◆ Work to be completed
Search the records below for the word "PRAZO" and show every line where it occurs.

==== Exercise inputs

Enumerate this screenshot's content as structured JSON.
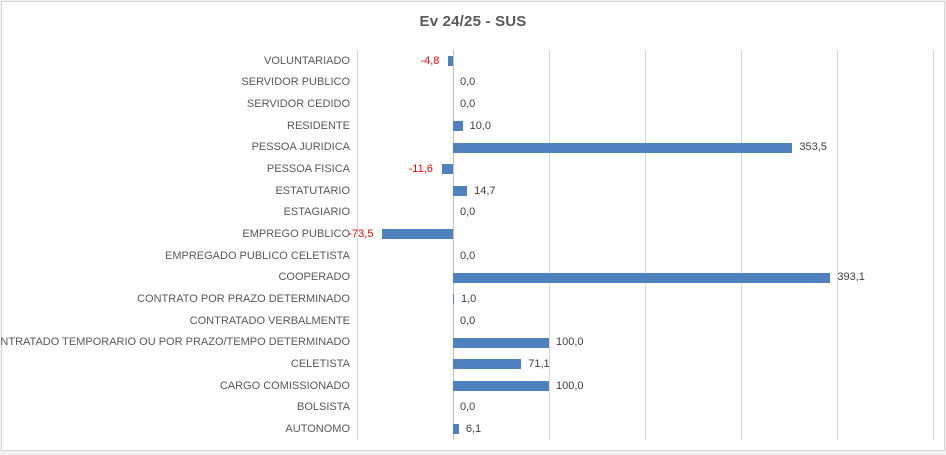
{
  "title": "Ev 24/25 - SUS",
  "chart_data": {
    "type": "bar",
    "orientation": "horizontal",
    "title": "Ev 24/25 - SUS",
    "categories": [
      "VOLUNTARIADO",
      "SERVIDOR PUBLICO",
      "SERVIDOR CEDIDO",
      "RESIDENTE",
      "PESSOA JURIDICA",
      "PESSOA FISICA",
      "ESTATUTARIO",
      "ESTAGIARIO",
      "EMPREGO PUBLICO",
      "EMPREGADO PUBLICO CELETISTA",
      "COOPERADO",
      "CONTRATO POR PRAZO DETERMINADO",
      "CONTRATADO VERBALMENTE",
      "CONTRATADO TEMPORARIO OU POR PRAZO/TEMPO DETERMINADO",
      "CELETISTA",
      "CARGO COMISSIONADO",
      "BOLSISTA",
      "AUTONOMO"
    ],
    "values": [
      -4.8,
      0.0,
      0.0,
      10.0,
      353.5,
      -11.6,
      14.7,
      0.0,
      -73.5,
      0.0,
      393.1,
      1.0,
      0.0,
      100.0,
      71.1,
      100.0,
      0.0,
      6.1
    ],
    "value_labels": [
      "-4,8",
      "0,0",
      "0,0",
      "10,0",
      "353,5",
      "-11,6",
      "14,7",
      "0,0",
      "-73,5",
      "0,0",
      "393,1",
      "1,0",
      "0,0",
      "100,0",
      "71,1",
      "100,0",
      "0,0",
      "6,1"
    ],
    "xlim": [
      -100,
      500
    ],
    "tick_step": 100,
    "grid": true,
    "axis_tick_labels_visible": false,
    "legend": "none",
    "colors": {
      "bar": "#4e81bd",
      "negative_value_label": "#ff0000",
      "value_label": "#404040",
      "category_label": "#595959",
      "gridline": "#d9d9d9",
      "axis_line": "#c3c3c3",
      "chart_border": "#d6d6d6",
      "title": "#595959"
    }
  }
}
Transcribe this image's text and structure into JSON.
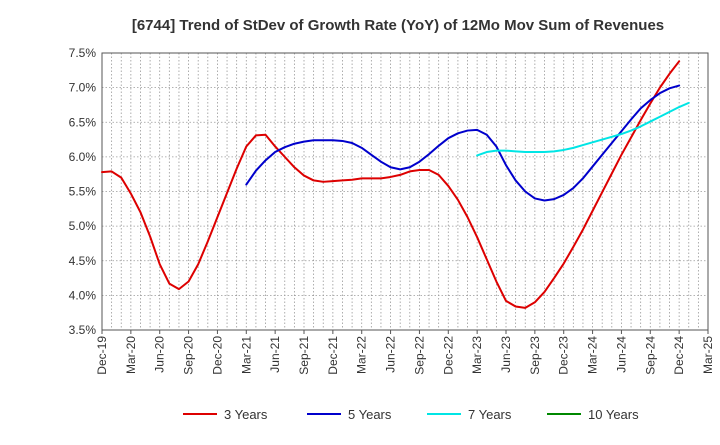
{
  "chart_data": {
    "type": "line",
    "title": "[6744]  Trend of StDev of Growth Rate (YoY) of 12Mo Mov Sum of Revenues",
    "xlabel": "",
    "ylabel": "",
    "ylim": [
      3.5,
      7.5
    ],
    "yticks": [
      3.5,
      4.0,
      4.5,
      5.0,
      5.5,
      6.0,
      6.5,
      7.0,
      7.5
    ],
    "ytick_labels": [
      "3.5%",
      "4.0%",
      "4.5%",
      "5.0%",
      "5.5%",
      "6.0%",
      "6.5%",
      "7.0%",
      "7.5%"
    ],
    "x_categories": [
      "Dec-19",
      "Mar-20",
      "Jun-20",
      "Sep-20",
      "Dec-20",
      "Mar-21",
      "Jun-21",
      "Sep-21",
      "Dec-21",
      "Mar-22",
      "Jun-22",
      "Sep-22",
      "Dec-22",
      "Mar-23",
      "Jun-23",
      "Sep-23",
      "Dec-23",
      "Mar-24",
      "Jun-24",
      "Sep-24",
      "Dec-24",
      "Mar-25"
    ],
    "grid": true,
    "legend_position": "bottom",
    "series": [
      {
        "name": "3 Years",
        "color": "#dd0000",
        "start_index": 0,
        "values": [
          5.78,
          5.79,
          5.7,
          5.47,
          5.2,
          4.85,
          4.45,
          4.17,
          4.09,
          4.2,
          4.45,
          4.78,
          5.13,
          5.48,
          5.83,
          6.15,
          6.31,
          6.32,
          6.15,
          6.0,
          5.85,
          5.73,
          5.66,
          5.64,
          5.65,
          5.66,
          5.67,
          5.69,
          5.69,
          5.69,
          5.71,
          5.74,
          5.79,
          5.81,
          5.81,
          5.74,
          5.58,
          5.38,
          5.13,
          4.84,
          4.52,
          4.2,
          3.92,
          3.84,
          3.82,
          3.9,
          4.05,
          4.25,
          4.46,
          4.7,
          4.95,
          5.22,
          5.49,
          5.76,
          6.03,
          6.28,
          6.53,
          6.77,
          7.0,
          7.2,
          7.38
        ]
      },
      {
        "name": "5 Years",
        "color": "#0000cc",
        "start_index": 15,
        "values": [
          5.6,
          5.8,
          5.95,
          6.07,
          6.14,
          6.19,
          6.22,
          6.24,
          6.24,
          6.24,
          6.23,
          6.2,
          6.13,
          6.03,
          5.93,
          5.85,
          5.82,
          5.85,
          5.93,
          6.04,
          6.16,
          6.27,
          6.34,
          6.38,
          6.39,
          6.32,
          6.15,
          5.88,
          5.66,
          5.5,
          5.4,
          5.37,
          5.39,
          5.45,
          5.55,
          5.69,
          5.86,
          6.03,
          6.2,
          6.37,
          6.54,
          6.7,
          6.82,
          6.92,
          6.99,
          7.03
        ]
      },
      {
        "name": "7 Years",
        "color": "#00e5e5",
        "start_index": 39,
        "values": [
          6.02,
          6.07,
          6.09,
          6.09,
          6.08,
          6.07,
          6.07,
          6.07,
          6.08,
          6.1,
          6.13,
          6.17,
          6.21,
          6.25,
          6.29,
          6.33,
          6.38,
          6.44,
          6.51,
          6.58,
          6.65,
          6.72,
          6.78
        ]
      },
      {
        "name": "10 Years",
        "color": "#008800",
        "start_index": 0,
        "values": []
      }
    ]
  }
}
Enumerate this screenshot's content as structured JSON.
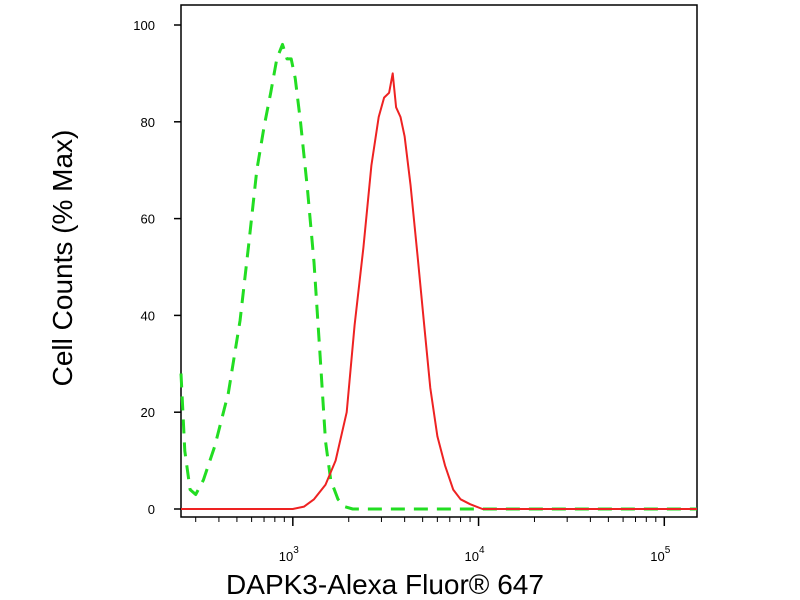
{
  "chart_data": {
    "type": "line",
    "xlabel": "DAPK3-Alexa Fluor® 647",
    "ylabel": "Cell Counts (% Max)",
    "x_scale": "log",
    "xlim": [
      250,
      150000
    ],
    "ylim": [
      0,
      100
    ],
    "x_ticks": [
      {
        "base": "10",
        "exp": "3",
        "value": 1000
      },
      {
        "base": "10",
        "exp": "4",
        "value": 10000
      },
      {
        "base": "10",
        "exp": "5",
        "value": 100000
      }
    ],
    "y_ticks": [
      {
        "label": "0",
        "value": 0
      },
      {
        "label": "20",
        "value": 20
      },
      {
        "label": "40",
        "value": 40
      },
      {
        "label": "60",
        "value": 60
      },
      {
        "label": "80",
        "value": 80
      },
      {
        "label": "100",
        "value": 100
      }
    ],
    "grid": false,
    "series": [
      {
        "color": "#22dd22",
        "dash": "dashed",
        "points": [
          [
            250,
            28
          ],
          [
            262,
            12
          ],
          [
            280,
            4
          ],
          [
            300,
            3
          ],
          [
            330,
            6
          ],
          [
            380,
            13
          ],
          [
            450,
            24
          ],
          [
            520,
            39
          ],
          [
            580,
            55
          ],
          [
            640,
            70
          ],
          [
            700,
            79
          ],
          [
            760,
            86
          ],
          [
            820,
            93
          ],
          [
            880,
            96
          ],
          [
            930,
            93
          ],
          [
            980,
            93
          ],
          [
            1030,
            89
          ],
          [
            1100,
            80
          ],
          [
            1200,
            66
          ],
          [
            1300,
            51
          ],
          [
            1400,
            32
          ],
          [
            1500,
            14
          ],
          [
            1600,
            6
          ],
          [
            1750,
            2
          ],
          [
            1900,
            0.5
          ],
          [
            2100,
            0
          ],
          [
            150000,
            0
          ]
        ]
      },
      {
        "color": "#ee2222",
        "dash": "solid",
        "points": [
          [
            250,
            0
          ],
          [
            1000,
            0
          ],
          [
            1150,
            0.5
          ],
          [
            1300,
            2
          ],
          [
            1500,
            5
          ],
          [
            1700,
            10
          ],
          [
            1950,
            20
          ],
          [
            2150,
            38
          ],
          [
            2400,
            54
          ],
          [
            2650,
            71
          ],
          [
            2900,
            81
          ],
          [
            3100,
            85
          ],
          [
            3300,
            86
          ],
          [
            3450,
            90
          ],
          [
            3600,
            83
          ],
          [
            3800,
            81
          ],
          [
            4000,
            77
          ],
          [
            4300,
            67
          ],
          [
            4700,
            52
          ],
          [
            5100,
            38
          ],
          [
            5500,
            25
          ],
          [
            6000,
            15
          ],
          [
            6600,
            9
          ],
          [
            7300,
            4
          ],
          [
            8000,
            2
          ],
          [
            9000,
            1
          ],
          [
            10500,
            0
          ],
          [
            150000,
            0
          ]
        ]
      }
    ]
  }
}
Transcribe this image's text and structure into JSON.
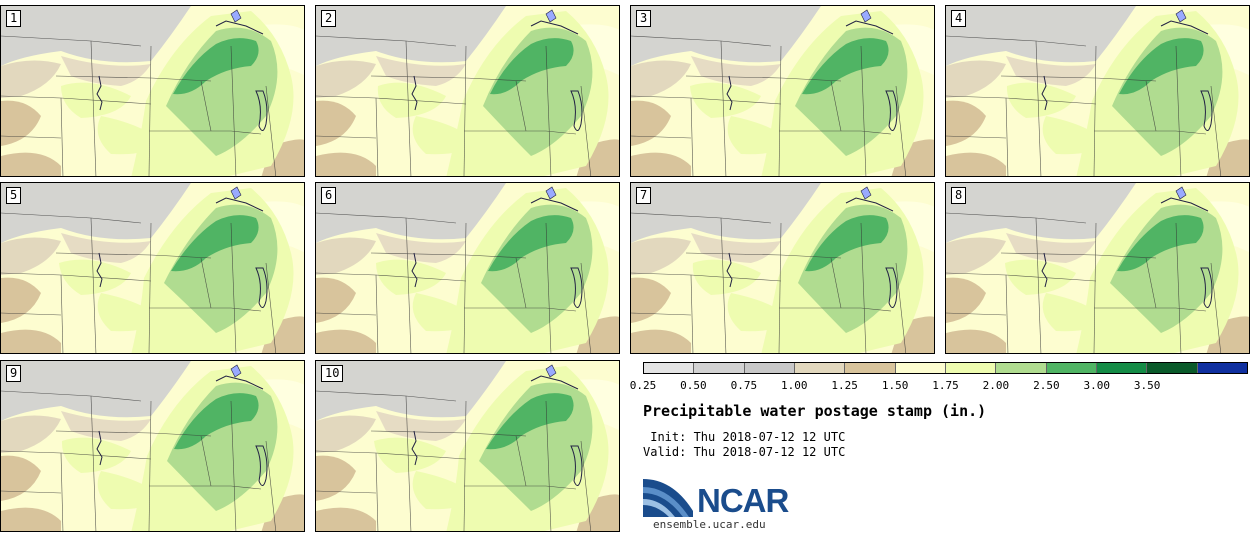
{
  "figure": {
    "title": "Precipitable water postage stamp (in.)",
    "init_text": " Init: Thu 2018-07-12 12 UTC",
    "valid_text": "Valid: Thu 2018-07-12 12 UTC"
  },
  "members": [
    "1",
    "2",
    "3",
    "4",
    "5",
    "6",
    "7",
    "8",
    "9",
    "10"
  ],
  "colorbar": {
    "ticks": [
      "0.25",
      "0.50",
      "0.75",
      "1.00",
      "1.25",
      "1.50",
      "1.75",
      "2.00",
      "2.50",
      "3.00",
      "3.50"
    ],
    "colors": [
      "#e4e4e4",
      "#d2d2d2",
      "#c8c8c8",
      "#e2d8be",
      "#d8c49c",
      "#fdfdd0",
      "#eefcb0",
      "#b0dc90",
      "#50b464",
      "#148c46",
      "#0a5a2a",
      "#1030a0"
    ]
  },
  "logo": {
    "name": "NCAR",
    "url": "ensemble.ucar.edu"
  },
  "chart_data": {
    "type": "heatmap",
    "title": "Precipitable water postage stamp (in.)",
    "units": "in.",
    "ensemble_members": [
      1,
      2,
      3,
      4,
      5,
      6,
      7,
      8,
      9,
      10
    ],
    "init": "Thu 2018-07-12 12 UTC",
    "valid": "Thu 2018-07-12 12 UTC",
    "levels": [
      0.25,
      0.5,
      0.75,
      1.0,
      1.25,
      1.5,
      1.75,
      2.0,
      2.5,
      3.0,
      3.5
    ]
  }
}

========

◆ Response
      "CONTRATO POR PRAZO DETERMINADO",
      "CONTRATADO TEMPORARIO OU POR PRAZO/TEMPO DETERMINADO",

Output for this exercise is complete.